#### Directions for this task:
Write out each line beneath this one exactly as it reads.

#### Supplied information:
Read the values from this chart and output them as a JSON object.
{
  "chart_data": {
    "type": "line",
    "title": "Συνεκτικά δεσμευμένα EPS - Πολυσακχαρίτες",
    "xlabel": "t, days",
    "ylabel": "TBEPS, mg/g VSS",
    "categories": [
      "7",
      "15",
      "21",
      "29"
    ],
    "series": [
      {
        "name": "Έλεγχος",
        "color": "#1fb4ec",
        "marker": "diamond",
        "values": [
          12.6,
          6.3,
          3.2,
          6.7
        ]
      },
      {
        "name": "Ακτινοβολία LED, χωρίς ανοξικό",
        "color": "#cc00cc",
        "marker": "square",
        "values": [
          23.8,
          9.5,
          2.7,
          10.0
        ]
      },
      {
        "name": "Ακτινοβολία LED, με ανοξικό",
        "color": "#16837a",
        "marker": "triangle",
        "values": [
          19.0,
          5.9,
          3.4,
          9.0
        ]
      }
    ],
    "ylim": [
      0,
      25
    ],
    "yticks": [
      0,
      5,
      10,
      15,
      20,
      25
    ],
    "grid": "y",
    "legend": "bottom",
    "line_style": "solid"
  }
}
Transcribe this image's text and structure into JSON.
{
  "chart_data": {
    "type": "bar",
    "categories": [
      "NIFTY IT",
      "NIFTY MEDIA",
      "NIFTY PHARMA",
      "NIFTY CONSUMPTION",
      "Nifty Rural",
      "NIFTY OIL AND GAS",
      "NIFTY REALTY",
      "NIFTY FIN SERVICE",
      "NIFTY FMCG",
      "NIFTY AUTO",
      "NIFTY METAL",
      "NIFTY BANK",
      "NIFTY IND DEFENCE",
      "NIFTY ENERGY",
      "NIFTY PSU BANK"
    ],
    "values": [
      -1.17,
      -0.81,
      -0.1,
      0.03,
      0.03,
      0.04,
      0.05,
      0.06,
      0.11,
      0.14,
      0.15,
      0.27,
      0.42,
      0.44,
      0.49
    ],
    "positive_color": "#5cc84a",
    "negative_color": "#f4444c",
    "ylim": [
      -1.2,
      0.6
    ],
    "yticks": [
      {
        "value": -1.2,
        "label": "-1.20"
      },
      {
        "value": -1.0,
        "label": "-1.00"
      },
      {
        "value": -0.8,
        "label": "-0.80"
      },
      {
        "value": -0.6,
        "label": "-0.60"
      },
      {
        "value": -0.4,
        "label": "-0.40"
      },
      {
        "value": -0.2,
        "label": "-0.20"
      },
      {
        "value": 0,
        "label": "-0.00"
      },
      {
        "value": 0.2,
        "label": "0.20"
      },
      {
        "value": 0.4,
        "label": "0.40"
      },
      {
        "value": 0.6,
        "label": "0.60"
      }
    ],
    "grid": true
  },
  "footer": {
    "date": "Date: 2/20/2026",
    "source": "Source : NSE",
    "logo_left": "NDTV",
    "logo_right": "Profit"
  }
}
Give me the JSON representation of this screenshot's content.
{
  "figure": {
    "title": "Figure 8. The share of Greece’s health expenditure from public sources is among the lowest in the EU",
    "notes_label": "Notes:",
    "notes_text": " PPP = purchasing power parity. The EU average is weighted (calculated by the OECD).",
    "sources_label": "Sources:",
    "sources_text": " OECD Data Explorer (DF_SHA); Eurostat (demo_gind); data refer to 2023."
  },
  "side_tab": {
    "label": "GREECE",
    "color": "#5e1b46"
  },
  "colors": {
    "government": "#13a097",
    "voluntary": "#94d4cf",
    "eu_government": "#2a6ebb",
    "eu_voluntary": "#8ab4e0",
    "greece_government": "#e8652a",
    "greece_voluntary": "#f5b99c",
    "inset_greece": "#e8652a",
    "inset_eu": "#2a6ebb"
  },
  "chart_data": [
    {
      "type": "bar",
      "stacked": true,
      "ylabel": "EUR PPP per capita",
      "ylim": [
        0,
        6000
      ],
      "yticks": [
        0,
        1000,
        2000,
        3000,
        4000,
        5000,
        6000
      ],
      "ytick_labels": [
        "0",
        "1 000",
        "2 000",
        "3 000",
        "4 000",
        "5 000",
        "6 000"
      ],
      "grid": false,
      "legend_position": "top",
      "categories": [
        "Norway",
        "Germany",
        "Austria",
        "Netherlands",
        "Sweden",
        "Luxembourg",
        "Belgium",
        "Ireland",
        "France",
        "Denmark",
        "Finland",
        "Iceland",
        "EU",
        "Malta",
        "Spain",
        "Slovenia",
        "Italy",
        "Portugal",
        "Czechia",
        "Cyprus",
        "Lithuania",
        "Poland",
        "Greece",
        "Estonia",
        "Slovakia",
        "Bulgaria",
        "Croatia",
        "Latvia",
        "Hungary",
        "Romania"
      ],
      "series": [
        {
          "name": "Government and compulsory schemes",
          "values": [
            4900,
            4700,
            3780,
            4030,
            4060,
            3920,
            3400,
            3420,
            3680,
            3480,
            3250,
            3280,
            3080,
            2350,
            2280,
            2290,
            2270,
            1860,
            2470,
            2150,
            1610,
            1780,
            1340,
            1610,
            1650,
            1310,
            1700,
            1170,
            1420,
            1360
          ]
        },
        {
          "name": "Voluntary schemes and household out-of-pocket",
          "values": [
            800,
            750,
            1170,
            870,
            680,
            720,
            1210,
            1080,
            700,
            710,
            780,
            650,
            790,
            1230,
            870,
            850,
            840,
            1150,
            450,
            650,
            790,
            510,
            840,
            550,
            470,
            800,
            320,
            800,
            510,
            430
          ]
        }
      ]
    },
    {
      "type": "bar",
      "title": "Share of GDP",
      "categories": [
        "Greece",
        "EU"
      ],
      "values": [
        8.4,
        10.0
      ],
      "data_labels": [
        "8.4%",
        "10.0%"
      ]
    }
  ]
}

#### Task result:
Read the values from this chart and output them as a JSON object.
{
  "chart_data": {
    "type": "line",
    "title": "Συνεκτικά δεσμευμένα EPS - Πολυσακχαρίτες",
    "xlabel": "t, days",
    "ylabel": "TBEPS, mg/g VSS",
    "categories": [
      "7",
      "15",
      "21",
      "29"
    ],
    "series": [
      {
        "name": "Έλεγχος",
        "color": "#1fb4ec",
        "marker": "diamond",
        "values": [
          12.6,
          6.3,
          3.2,
          6.7
        ]
      },
      {
        "name": "Ακτινοβολία LED, χωρίς ανοξικό",
        "color": "#cc00cc",
        "marker": "square",
        "values": [
          23.8,
          9.5,
          2.7,
          10.0
        ]
      },
      {
        "name": "Ακτινοβολία LED, με ανοξικό",
        "color": "#16837a",
        "marker": "triangle",
        "values": [
          19.0,
          5.9,
          3.4,
          9.0
        ]
      }
    ],
    "ylim": [
      0,
      25
    ],
    "yticks": [
      0,
      5,
      10,
      15,
      20,
      25
    ],
    "grid": "y",
    "legend": "bottom",
    "line_style": "solid"
  }
}
Transcribe this image's text and structure into JSON.
{
  "chart_data": {
    "type": "bar",
    "categories": [
      "NIFTY IT",
      "NIFTY MEDIA",
      "NIFTY PHARMA",
      "NIFTY CONSUMPTION",
      "Nifty Rural",
      "NIFTY OIL AND GAS",
      "NIFTY REALTY",
      "NIFTY FIN SERVICE",
      "NIFTY FMCG",
      "NIFTY AUTO",
      "NIFTY METAL",
      "NIFTY BANK",
      "NIFTY IND DEFENCE",
      "NIFTY ENERGY",
      "NIFTY PSU BANK"
    ],
    "values": [
      -1.17,
      -0.81,
      -0.1,
      0.03,
      0.03,
      0.04,
      0.05,
      0.06,
      0.11,
      0.14,
      0.15,
      0.27,
      0.42,
      0.44,
      0.49
    ],
    "positive_color": "#5cc84a",
    "negative_color": "#f4444c",
    "ylim": [
      -1.2,
      0.6
    ],
    "yticks": [
      {
        "value": -1.2,
        "label": "-1.20"
      },
      {
        "value": -1.0,
        "label": "-1.00"
      },
      {
        "value": -0.8,
        "label": "-0.80"
      },
      {
        "value": -0.6,
        "label": "-0.60"
      },
      {
        "value": -0.4,
        "label": "-0.40"
      },
      {
        "value": -0.2,
        "label": "-0.20"
      },
      {
        "value": 0,
        "label": "-0.00"
      },
      {
        "value": 0.2,
        "label": "0.20"
      },
      {
        "value": 0.4,
        "label": "0.40"
      },
      {
        "value": 0.6,
        "label": "0.60"
      }
    ],
    "grid": true
  },
  "footer": {
    "date": "Date: 2/20/2026",
    "source": "Source : NSE",
    "logo_left": "NDTV",
    "logo_right": "Profit"
  }
}
Give me the JSON representation of this screenshot's content.
{
  "figure": {
    "title": "Figure 8. The share of Greece’s health expenditure from public sources is among the lowest in the EU",
    "notes_label": "Notes:",
    "notes_text": " PPP = purchasing power parity. The EU average is weighted (calculated by the OECD).",
    "sources_label": "Sources:",
    "sources_text": " OECD Data Explorer (DF_SHA); Eurostat (demo_gind); data refer to 2023."
  },
  "side_tab": {
    "label": "GREECE",
    "color": "#5e1b46"
  },
  "colors": {
    "government": "#13a097",
    "voluntary": "#94d4cf",
    "eu_government": "#2a6ebb",
    "eu_voluntary": "#8ab4e0",
    "greece_government": "#e8652a",
    "greece_voluntary": "#f5b99c",
    "inset_greece": "#e8652a",
    "inset_eu": "#2a6ebb"
  },
  "chart_data": [
    {
      "type": "bar",
      "stacked": true,
      "ylabel": "EUR PPP per capita",
      "ylim": [
        0,
        6000
      ],
      "yticks": [
        0,
        1000,
        2000,
        3000,
        4000,
        5000,
        6000
      ],
      "ytick_labels": [
        "0",
        "1 000",
        "2 000",
        "3 000",
        "4 000",
        "5 000",
        "6 000"
      ],
      "grid": false,
      "legend_position": "top",
      "categories": [
        "Norway",
        "Germany",
        "Austria",
        "Netherlands",
        "Sweden",
        "Luxembourg",
        "Belgium",
        "Ireland",
        "France",
        "Denmark",
        "Finland",
        "Iceland",
        "EU",
        "Malta",
        "Spain",
        "Slovenia",
        "Italy",
        "Portugal",
        "Czechia",
        "Cyprus",
        "Lithuania",
        "Poland",
        "Greece",
        "Estonia",
        "Slovakia",
        "Bulgaria",
        "Croatia",
        "Latvia",
        "Hungary",
        "Romania"
      ],
      "series": [
        {
          "name": "Government and compulsory schemes",
          "values": [
            4900,
            4700,
            3780,
            4030,
            4060,
            3920,
            3400,
            3420,
            3680,
            3480,
            3250,
            3280,
            3080,
            2350,
            2280,
            2290,
            2270,
            1860,
            2470,
            2150,
            1610,
            1780,
            1340,
            1610,
            1650,
            1310,
            1700,
            1170,
            1420,
            1360
          ]
        },
        {
          "name": "Voluntary schemes and household out-of-pocket",
          "values": [
            800,
            750,
            1170,
            870,
            680,
            720,
            1210,
            1080,
            700,
            710,
            780,
            650,
            790,
            1230,
            870,
            850,
            840,
            1150,
            450,
            650,
            790,
            510,
            840,
            550,
            470,
            800,
            320,
            800,
            510,
            430
          ]
        }
      ]
    },
    {
      "type": "bar",
      "title": "Share of GDP",
      "categories": [
        "Greece",
        "EU"
      ],
      "values": [
        8.4,
        10.0
      ],
      "data_labels": [
        "8.4%",
        "10.0%"
      ]
    }
  ]
}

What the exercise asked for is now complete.